Extracted records:
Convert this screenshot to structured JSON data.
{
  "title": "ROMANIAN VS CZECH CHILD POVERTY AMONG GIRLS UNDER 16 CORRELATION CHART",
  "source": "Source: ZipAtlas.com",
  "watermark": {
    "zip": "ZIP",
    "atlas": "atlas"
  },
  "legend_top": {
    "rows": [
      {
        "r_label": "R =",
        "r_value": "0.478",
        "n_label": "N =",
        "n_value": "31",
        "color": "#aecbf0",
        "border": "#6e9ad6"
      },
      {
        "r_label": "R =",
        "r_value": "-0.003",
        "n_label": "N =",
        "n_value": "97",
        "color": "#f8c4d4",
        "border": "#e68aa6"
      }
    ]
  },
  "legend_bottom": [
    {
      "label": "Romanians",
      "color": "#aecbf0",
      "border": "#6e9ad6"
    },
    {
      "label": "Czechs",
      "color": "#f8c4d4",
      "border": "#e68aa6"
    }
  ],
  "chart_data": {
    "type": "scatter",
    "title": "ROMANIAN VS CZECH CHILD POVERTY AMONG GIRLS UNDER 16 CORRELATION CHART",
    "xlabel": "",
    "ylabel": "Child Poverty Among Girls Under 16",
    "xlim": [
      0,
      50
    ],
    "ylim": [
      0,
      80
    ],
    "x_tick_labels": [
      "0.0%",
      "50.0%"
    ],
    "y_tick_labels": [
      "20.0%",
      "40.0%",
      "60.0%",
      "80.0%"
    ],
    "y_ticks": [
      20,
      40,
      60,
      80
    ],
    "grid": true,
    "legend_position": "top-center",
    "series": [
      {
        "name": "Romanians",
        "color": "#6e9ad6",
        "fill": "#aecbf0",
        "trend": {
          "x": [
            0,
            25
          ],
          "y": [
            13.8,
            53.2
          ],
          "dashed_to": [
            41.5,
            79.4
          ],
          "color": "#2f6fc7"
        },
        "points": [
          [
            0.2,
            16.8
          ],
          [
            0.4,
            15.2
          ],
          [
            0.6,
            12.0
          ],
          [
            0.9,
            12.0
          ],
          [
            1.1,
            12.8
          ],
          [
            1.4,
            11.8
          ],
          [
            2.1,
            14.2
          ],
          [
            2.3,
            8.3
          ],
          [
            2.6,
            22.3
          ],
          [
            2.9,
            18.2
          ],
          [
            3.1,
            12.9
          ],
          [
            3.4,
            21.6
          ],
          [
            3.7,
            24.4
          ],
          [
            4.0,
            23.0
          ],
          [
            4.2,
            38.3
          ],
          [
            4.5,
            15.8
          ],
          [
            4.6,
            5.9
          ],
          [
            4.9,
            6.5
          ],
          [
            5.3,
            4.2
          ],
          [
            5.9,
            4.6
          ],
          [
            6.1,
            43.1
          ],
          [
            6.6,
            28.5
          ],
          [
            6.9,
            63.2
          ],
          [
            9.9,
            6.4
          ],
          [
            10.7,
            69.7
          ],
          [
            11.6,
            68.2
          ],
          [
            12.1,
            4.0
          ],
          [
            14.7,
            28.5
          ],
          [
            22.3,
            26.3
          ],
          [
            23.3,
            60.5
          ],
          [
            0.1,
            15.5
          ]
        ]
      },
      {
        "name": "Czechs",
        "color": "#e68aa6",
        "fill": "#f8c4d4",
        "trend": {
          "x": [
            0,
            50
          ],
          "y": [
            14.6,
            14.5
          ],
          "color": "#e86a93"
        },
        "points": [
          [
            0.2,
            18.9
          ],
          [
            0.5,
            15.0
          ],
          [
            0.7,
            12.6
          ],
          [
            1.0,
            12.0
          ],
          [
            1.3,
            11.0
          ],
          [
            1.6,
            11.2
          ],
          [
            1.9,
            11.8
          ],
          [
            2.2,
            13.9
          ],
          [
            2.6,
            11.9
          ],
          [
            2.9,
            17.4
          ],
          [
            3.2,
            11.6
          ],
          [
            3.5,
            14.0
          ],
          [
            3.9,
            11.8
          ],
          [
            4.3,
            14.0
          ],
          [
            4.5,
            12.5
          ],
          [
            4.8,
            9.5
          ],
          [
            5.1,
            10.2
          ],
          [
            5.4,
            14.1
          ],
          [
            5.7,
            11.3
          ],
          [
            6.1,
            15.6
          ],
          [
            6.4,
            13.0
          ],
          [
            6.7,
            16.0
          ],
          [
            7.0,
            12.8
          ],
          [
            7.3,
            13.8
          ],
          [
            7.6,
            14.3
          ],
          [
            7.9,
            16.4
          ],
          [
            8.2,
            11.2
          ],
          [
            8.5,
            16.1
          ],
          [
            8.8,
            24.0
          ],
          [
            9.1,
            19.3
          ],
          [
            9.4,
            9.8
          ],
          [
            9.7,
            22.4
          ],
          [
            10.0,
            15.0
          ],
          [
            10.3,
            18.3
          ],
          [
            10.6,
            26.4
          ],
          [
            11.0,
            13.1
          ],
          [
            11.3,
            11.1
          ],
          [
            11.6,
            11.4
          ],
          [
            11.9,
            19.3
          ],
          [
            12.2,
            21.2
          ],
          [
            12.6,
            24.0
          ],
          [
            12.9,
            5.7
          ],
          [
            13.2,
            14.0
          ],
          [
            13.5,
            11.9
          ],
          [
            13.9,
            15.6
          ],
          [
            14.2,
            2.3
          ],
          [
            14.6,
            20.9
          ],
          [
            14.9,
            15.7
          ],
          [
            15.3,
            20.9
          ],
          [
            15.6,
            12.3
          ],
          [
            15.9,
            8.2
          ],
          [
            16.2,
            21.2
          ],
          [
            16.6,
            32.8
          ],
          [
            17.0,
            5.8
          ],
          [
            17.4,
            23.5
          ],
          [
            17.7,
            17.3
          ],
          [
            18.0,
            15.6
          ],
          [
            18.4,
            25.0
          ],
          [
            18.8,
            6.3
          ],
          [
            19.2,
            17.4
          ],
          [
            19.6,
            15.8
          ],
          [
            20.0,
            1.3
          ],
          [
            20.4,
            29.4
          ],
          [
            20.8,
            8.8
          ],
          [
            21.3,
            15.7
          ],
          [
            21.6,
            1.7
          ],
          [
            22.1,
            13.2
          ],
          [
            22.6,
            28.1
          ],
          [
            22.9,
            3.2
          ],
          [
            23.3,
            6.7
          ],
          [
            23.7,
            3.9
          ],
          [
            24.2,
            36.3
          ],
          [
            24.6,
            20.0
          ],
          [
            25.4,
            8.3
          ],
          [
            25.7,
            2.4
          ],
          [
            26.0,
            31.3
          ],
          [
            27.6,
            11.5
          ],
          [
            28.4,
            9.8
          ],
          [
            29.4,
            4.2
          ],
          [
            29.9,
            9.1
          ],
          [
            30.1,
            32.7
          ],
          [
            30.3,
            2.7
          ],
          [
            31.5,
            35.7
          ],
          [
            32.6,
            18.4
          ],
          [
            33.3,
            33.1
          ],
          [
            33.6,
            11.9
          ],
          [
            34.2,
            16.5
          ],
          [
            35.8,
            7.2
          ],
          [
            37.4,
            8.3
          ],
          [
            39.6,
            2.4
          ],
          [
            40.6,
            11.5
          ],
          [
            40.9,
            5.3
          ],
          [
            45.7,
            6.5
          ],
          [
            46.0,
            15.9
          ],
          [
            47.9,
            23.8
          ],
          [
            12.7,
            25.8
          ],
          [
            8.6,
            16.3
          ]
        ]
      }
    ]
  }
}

• **Request**: Produce an exact copy of every entry above.

• **Output for this exercise**:
Convert this screenshot to structured JSON data.
{
  "title": "ROMANIAN VS CZECH CHILD POVERTY AMONG GIRLS UNDER 16 CORRELATION CHART",
  "source": "Source: ZipAtlas.com",
  "watermark": {
    "zip": "ZIP",
    "atlas": "atlas"
  },
  "legend_top": {
    "rows": [
      {
        "r_label": "R =",
        "r_value": "0.478",
        "n_label": "N =",
        "n_value": "31",
        "color": "#aecbf0",
        "border": "#6e9ad6"
      },
      {
        "r_label": "R =",
        "r_value": "-0.003",
        "n_label": "N =",
        "n_value": "97",
        "color": "#f8c4d4",
        "border": "#e68aa6"
      }
    ]
  },
  "legend_bottom": [
    {
      "label": "Romanians",
      "color": "#aecbf0",
      "border": "#6e9ad6"
    },
    {
      "label": "Czechs",
      "color": "#f8c4d4",
      "border": "#e68aa6"
    }
  ],
  "chart_data": {
    "type": "scatter",
    "title": "ROMANIAN VS CZECH CHILD POVERTY AMONG GIRLS UNDER 16 CORRELATION CHART",
    "xlabel": "",
    "ylabel": "Child Poverty Among Girls Under 16",
    "xlim": [
      0,
      50
    ],
    "ylim": [
      0,
      80
    ],
    "x_tick_labels": [
      "0.0%",
      "50.0%"
    ],
    "y_tick_labels": [
      "20.0%",
      "40.0%",
      "60.0%",
      "80.0%"
    ],
    "y_ticks": [
      20,
      40,
      60,
      80
    ],
    "grid": true,
    "legend_position": "top-center",
    "series": [
      {
        "name": "Romanians",
        "color": "#6e9ad6",
        "fill": "#aecbf0",
        "trend": {
          "x": [
            0,
            25
          ],
          "y": [
            13.8,
            53.2
          ],
          "dashed_to": [
            41.5,
            79.4
          ],
          "color": "#2f6fc7"
        },
        "points": [
          [
            0.2,
            16.8
          ],
          [
            0.4,
            15.2
          ],
          [
            0.6,
            12.0
          ],
          [
            0.9,
            12.0
          ],
          [
            1.1,
            12.8
          ],
          [
            1.4,
            11.8
          ],
          [
            2.1,
            14.2
          ],
          [
            2.3,
            8.3
          ],
          [
            2.6,
            22.3
          ],
          [
            2.9,
            18.2
          ],
          [
            3.1,
            12.9
          ],
          [
            3.4,
            21.6
          ],
          [
            3.7,
            24.4
          ],
          [
            4.0,
            23.0
          ],
          [
            4.2,
            38.3
          ],
          [
            4.5,
            15.8
          ],
          [
            4.6,
            5.9
          ],
          [
            4.9,
            6.5
          ],
          [
            5.3,
            4.2
          ],
          [
            5.9,
            4.6
          ],
          [
            6.1,
            43.1
          ],
          [
            6.6,
            28.5
          ],
          [
            6.9,
            63.2
          ],
          [
            9.9,
            6.4
          ],
          [
            10.7,
            69.7
          ],
          [
            11.6,
            68.2
          ],
          [
            12.1,
            4.0
          ],
          [
            14.7,
            28.5
          ],
          [
            22.3,
            26.3
          ],
          [
            23.3,
            60.5
          ],
          [
            0.1,
            15.5
          ]
        ]
      },
      {
        "name": "Czechs",
        "color": "#e68aa6",
        "fill": "#f8c4d4",
        "trend": {
          "x": [
            0,
            50
          ],
          "y": [
            14.6,
            14.5
          ],
          "color": "#e86a93"
        },
        "points": [
          [
            0.2,
            18.9
          ],
          [
            0.5,
            15.0
          ],
          [
            0.7,
            12.6
          ],
          [
            1.0,
            12.0
          ],
          [
            1.3,
            11.0
          ],
          [
            1.6,
            11.2
          ],
          [
            1.9,
            11.8
          ],
          [
            2.2,
            13.9
          ],
          [
            2.6,
            11.9
          ],
          [
            2.9,
            17.4
          ],
          [
            3.2,
            11.6
          ],
          [
            3.5,
            14.0
          ],
          [
            3.9,
            11.8
          ],
          [
            4.3,
            14.0
          ],
          [
            4.5,
            12.5
          ],
          [
            4.8,
            9.5
          ],
          [
            5.1,
            10.2
          ],
          [
            5.4,
            14.1
          ],
          [
            5.7,
            11.3
          ],
          [
            6.1,
            15.6
          ],
          [
            6.4,
            13.0
          ],
          [
            6.7,
            16.0
          ],
          [
            7.0,
            12.8
          ],
          [
            7.3,
            13.8
          ],
          [
            7.6,
            14.3
          ],
          [
            7.9,
            16.4
          ],
          [
            8.2,
            11.2
          ],
          [
            8.5,
            16.1
          ],
          [
            8.8,
            24.0
          ],
          [
            9.1,
            19.3
          ],
          [
            9.4,
            9.8
          ],
          [
            9.7,
            22.4
          ],
          [
            10.0,
            15.0
          ],
          [
            10.3,
            18.3
          ],
          [
            10.6,
            26.4
          ],
          [
            11.0,
            13.1
          ],
          [
            11.3,
            11.1
          ],
          [
            11.6,
            11.4
          ],
          [
            11.9,
            19.3
          ],
          [
            12.2,
            21.2
          ],
          [
            12.6,
            24.0
          ],
          [
            12.9,
            5.7
          ],
          [
            13.2,
            14.0
          ],
          [
            13.5,
            11.9
          ],
          [
            13.9,
            15.6
          ],
          [
            14.2,
            2.3
          ],
          [
            14.6,
            20.9
          ],
          [
            14.9,
            15.7
          ],
          [
            15.3,
            20.9
          ],
          [
            15.6,
            12.3
          ],
          [
            15.9,
            8.2
          ],
          [
            16.2,
            21.2
          ],
          [
            16.6,
            32.8
          ],
          [
            17.0,
            5.8
          ],
          [
            17.4,
            23.5
          ],
          [
            17.7,
            17.3
          ],
          [
            18.0,
            15.6
          ],
          [
            18.4,
            25.0
          ],
          [
            18.8,
            6.3
          ],
          [
            19.2,
            17.4
          ],
          [
            19.6,
            15.8
          ],
          [
            20.0,
            1.3
          ],
          [
            20.4,
            29.4
          ],
          [
            20.8,
            8.8
          ],
          [
            21.3,
            15.7
          ],
          [
            21.6,
            1.7
          ],
          [
            22.1,
            13.2
          ],
          [
            22.6,
            28.1
          ],
          [
            22.9,
            3.2
          ],
          [
            23.3,
            6.7
          ],
          [
            23.7,
            3.9
          ],
          [
            24.2,
            36.3
          ],
          [
            24.6,
            20.0
          ],
          [
            25.4,
            8.3
          ],
          [
            25.7,
            2.4
          ],
          [
            26.0,
            31.3
          ],
          [
            27.6,
            11.5
          ],
          [
            28.4,
            9.8
          ],
          [
            29.4,
            4.2
          ],
          [
            29.9,
            9.1
          ],
          [
            30.1,
            32.7
          ],
          [
            30.3,
            2.7
          ],
          [
            31.5,
            35.7
          ],
          [
            32.6,
            18.4
          ],
          [
            33.3,
            33.1
          ],
          [
            33.6,
            11.9
          ],
          [
            34.2,
            16.5
          ],
          [
            35.8,
            7.2
          ],
          [
            37.4,
            8.3
          ],
          [
            39.6,
            2.4
          ],
          [
            40.6,
            11.5
          ],
          [
            40.9,
            5.3
          ],
          [
            45.7,
            6.5
          ],
          [
            46.0,
            15.9
          ],
          [
            47.9,
            23.8
          ],
          [
            12.7,
            25.8
          ],
          [
            8.6,
            16.3
          ]
        ]
      }
    ]
  }
}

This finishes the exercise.